WHAT TO DO. Identify and pull out each line of the entries in which "Ruptures" occurs.
#### AVAILABLE DATA
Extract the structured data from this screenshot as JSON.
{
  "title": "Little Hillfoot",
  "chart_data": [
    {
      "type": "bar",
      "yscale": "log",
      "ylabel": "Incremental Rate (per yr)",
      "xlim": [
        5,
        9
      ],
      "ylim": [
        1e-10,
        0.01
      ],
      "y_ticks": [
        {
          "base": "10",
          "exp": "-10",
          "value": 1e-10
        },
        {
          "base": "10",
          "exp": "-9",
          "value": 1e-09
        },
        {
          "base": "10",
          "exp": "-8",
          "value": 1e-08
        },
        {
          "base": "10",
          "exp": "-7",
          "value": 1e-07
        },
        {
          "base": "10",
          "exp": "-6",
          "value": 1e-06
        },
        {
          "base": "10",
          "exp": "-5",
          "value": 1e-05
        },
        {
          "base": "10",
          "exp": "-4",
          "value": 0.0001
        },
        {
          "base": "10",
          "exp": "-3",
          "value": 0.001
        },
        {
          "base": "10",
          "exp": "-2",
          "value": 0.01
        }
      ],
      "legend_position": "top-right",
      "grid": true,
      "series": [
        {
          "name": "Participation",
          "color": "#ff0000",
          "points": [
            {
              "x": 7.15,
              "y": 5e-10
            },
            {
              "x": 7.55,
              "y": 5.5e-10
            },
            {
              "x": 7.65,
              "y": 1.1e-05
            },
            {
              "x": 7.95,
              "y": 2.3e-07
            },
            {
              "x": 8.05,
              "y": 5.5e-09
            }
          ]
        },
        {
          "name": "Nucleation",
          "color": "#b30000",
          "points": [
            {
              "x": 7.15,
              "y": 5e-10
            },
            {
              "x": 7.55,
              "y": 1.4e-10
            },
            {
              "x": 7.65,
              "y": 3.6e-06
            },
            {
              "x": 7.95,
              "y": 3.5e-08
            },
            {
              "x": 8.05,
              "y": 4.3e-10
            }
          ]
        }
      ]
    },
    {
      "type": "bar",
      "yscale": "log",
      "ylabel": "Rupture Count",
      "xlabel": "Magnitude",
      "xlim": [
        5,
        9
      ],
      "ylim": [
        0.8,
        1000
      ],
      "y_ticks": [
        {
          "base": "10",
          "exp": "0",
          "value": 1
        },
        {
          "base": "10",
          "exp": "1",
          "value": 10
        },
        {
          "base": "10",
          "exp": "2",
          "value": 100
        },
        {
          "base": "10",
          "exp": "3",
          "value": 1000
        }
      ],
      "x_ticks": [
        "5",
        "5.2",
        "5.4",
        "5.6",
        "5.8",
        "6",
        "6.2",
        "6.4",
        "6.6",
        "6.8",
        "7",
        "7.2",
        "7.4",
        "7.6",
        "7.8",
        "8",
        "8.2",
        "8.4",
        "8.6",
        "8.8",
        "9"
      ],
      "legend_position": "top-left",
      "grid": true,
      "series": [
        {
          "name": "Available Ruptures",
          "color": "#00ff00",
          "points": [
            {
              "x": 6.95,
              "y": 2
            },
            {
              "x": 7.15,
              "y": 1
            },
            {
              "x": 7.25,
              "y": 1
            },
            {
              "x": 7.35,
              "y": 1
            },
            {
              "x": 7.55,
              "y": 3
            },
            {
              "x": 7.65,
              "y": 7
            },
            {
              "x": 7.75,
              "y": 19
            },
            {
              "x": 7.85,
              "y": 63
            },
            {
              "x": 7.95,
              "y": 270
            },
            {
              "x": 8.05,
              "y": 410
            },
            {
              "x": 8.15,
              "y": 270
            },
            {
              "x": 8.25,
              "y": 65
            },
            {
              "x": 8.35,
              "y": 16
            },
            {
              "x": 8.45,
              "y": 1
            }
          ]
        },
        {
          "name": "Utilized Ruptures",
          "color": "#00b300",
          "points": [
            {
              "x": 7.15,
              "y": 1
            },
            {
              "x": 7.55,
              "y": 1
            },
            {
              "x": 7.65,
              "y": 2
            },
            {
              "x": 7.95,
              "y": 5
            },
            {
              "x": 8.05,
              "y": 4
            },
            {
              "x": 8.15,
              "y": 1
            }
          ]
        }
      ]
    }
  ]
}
########
FINAL ANSWER.
          "name": "Available Ruptures",
          "name": "Utilized Ruptures",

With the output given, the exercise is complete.